> [TO BE DONE]
Present every line in which the string "square" appears.

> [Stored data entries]

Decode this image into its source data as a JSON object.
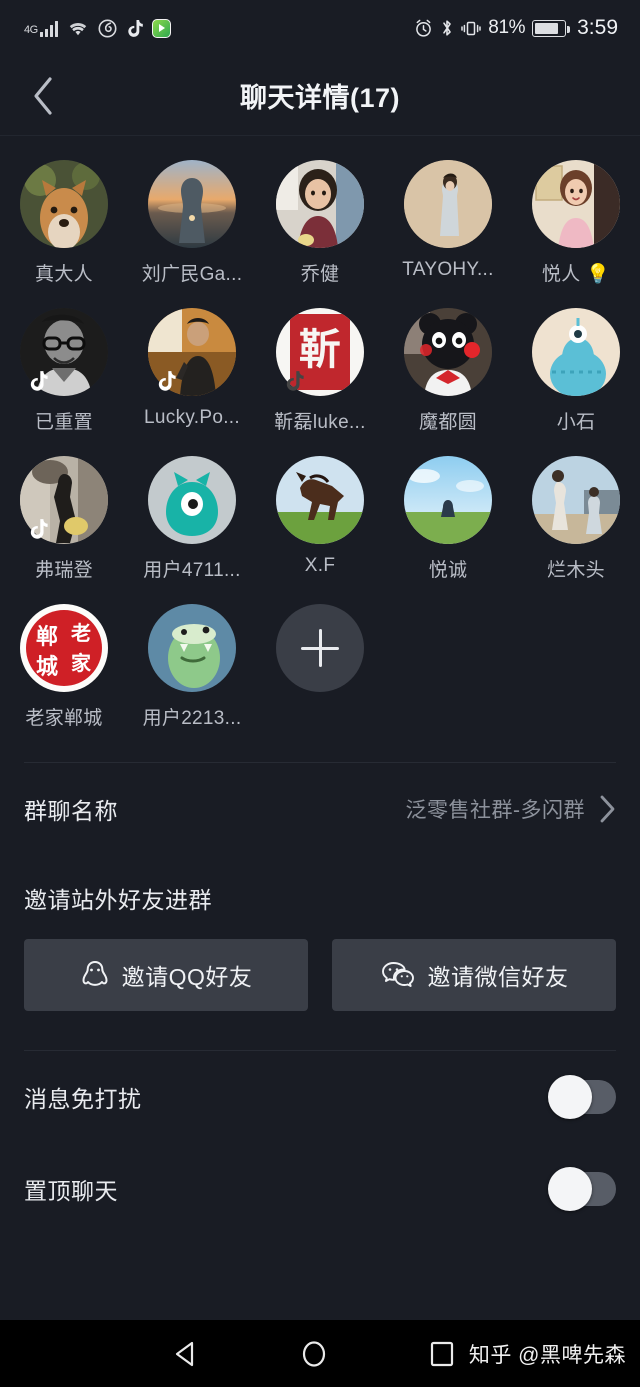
{
  "status_bar": {
    "network_type": "4G",
    "icons": [
      "signal-bars-icon",
      "wifi-icon",
      "netease-music-icon",
      "tiktok-icon",
      "video-app-icon",
      "alarm-icon",
      "bluetooth-icon",
      "vibrate-icon"
    ],
    "battery_percent": "81%",
    "time": "3:59"
  },
  "header": {
    "back_icon": "chevron-left-icon",
    "title": "聊天详情(17)"
  },
  "members": [
    {
      "name": "真大人",
      "avatar": "dog-photo",
      "tiktok_badge": false
    },
    {
      "name": "刘广民Ga...",
      "avatar": "sunset-silhouette",
      "tiktok_badge": false
    },
    {
      "name": "乔健",
      "avatar": "woman-photo",
      "tiktok_badge": false
    },
    {
      "name": "TAYOHY...",
      "avatar": "beige-portrait",
      "tiktok_badge": false
    },
    {
      "name": "悦人 💡",
      "avatar": "retro-lady",
      "tiktok_badge": false
    },
    {
      "name": "已重置",
      "avatar": "bw-man-glasses",
      "tiktok_badge": true
    },
    {
      "name": "Lucky.Po...",
      "avatar": "speaker-stage",
      "tiktok_badge": true
    },
    {
      "name": "靳磊luke...",
      "avatar": "red-seal",
      "tiktok_badge": true
    },
    {
      "name": "魔都圆",
      "avatar": "kumamon-bear",
      "tiktok_badge": false
    },
    {
      "name": "小石",
      "avatar": "blue-creature",
      "tiktok_badge": false
    },
    {
      "name": "弗瑞登",
      "avatar": "street-walk",
      "tiktok_badge": true
    },
    {
      "name": "用户4711...",
      "avatar": "teal-monster",
      "tiktok_badge": false
    },
    {
      "name": "X.F",
      "avatar": "brown-horse",
      "tiktok_badge": false
    },
    {
      "name": "悦诚",
      "avatar": "field-sky",
      "tiktok_badge": false
    },
    {
      "name": "烂木头",
      "avatar": "beach-couple",
      "tiktok_badge": false
    },
    {
      "name": "老家郸城",
      "avatar": "red-seal-square",
      "tiktok_badge": false
    },
    {
      "name": "用户2213...",
      "avatar": "green-frog",
      "tiktok_badge": false
    }
  ],
  "add_member": {
    "icon": "plus-icon",
    "label": ""
  },
  "group_name_row": {
    "label": "群聊名称",
    "value": "泛零售社群-多闪群",
    "chevron": "chevron-right-icon"
  },
  "invite_section": {
    "title": "邀请站外好友进群",
    "buttons": [
      {
        "label": "邀请QQ好友",
        "icon": "qq-penguin-icon"
      },
      {
        "label": "邀请微信好友",
        "icon": "wechat-icon"
      }
    ]
  },
  "settings": [
    {
      "label": "消息免打扰",
      "enabled": false
    },
    {
      "label": "置顶聊天",
      "enabled": false
    }
  ],
  "nav_bar": {
    "back": "triangle-back-icon",
    "home": "circle-home-icon",
    "recents": "square-recents-icon",
    "watermark": "知乎 @黑啤先森"
  },
  "colors": {
    "background": "#191c24",
    "surface": "#3a3e47",
    "text_primary": "#e9ebef",
    "text_secondary": "#8d929c",
    "divider": "#272b34",
    "toggle_track": "#585d67",
    "toggle_knob": "#f4f5f7"
  }
}
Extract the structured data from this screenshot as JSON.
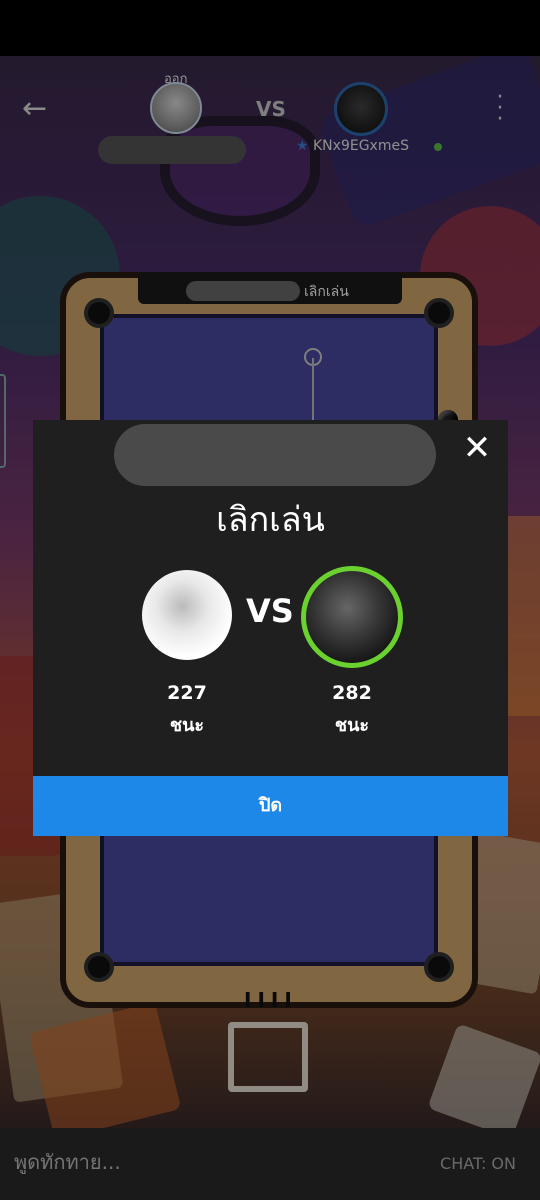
{
  "header": {
    "exit_label": "ออก",
    "vs_label": "VS",
    "player2_name": "KNx9EGxmeS"
  },
  "table": {
    "label": "เลิกเล่น",
    "rail_marks": "IIII"
  },
  "modal": {
    "title": "เลิกเล่น",
    "vs_label": "VS",
    "player1": {
      "score": "227",
      "label": "ชนะ"
    },
    "player2": {
      "score": "282",
      "label": "ชนะ"
    },
    "button_label": "ปิด",
    "close_symbol": "✕"
  },
  "chat": {
    "placeholder": "พูดทักทาย...",
    "status": "CHAT: ON"
  },
  "icons": {
    "back": "back-arrow-icon",
    "more": "more-vertical-icon",
    "close": "close-icon",
    "star": "star-icon"
  },
  "colors": {
    "accent_blue": "#1e88e8",
    "online_green": "#6ad12e",
    "modal_bg": "#1f1f1f"
  }
}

> [WORKED ANSWER]
      "avatar": "red-seal-square",
    "recents": "square-recents-icon",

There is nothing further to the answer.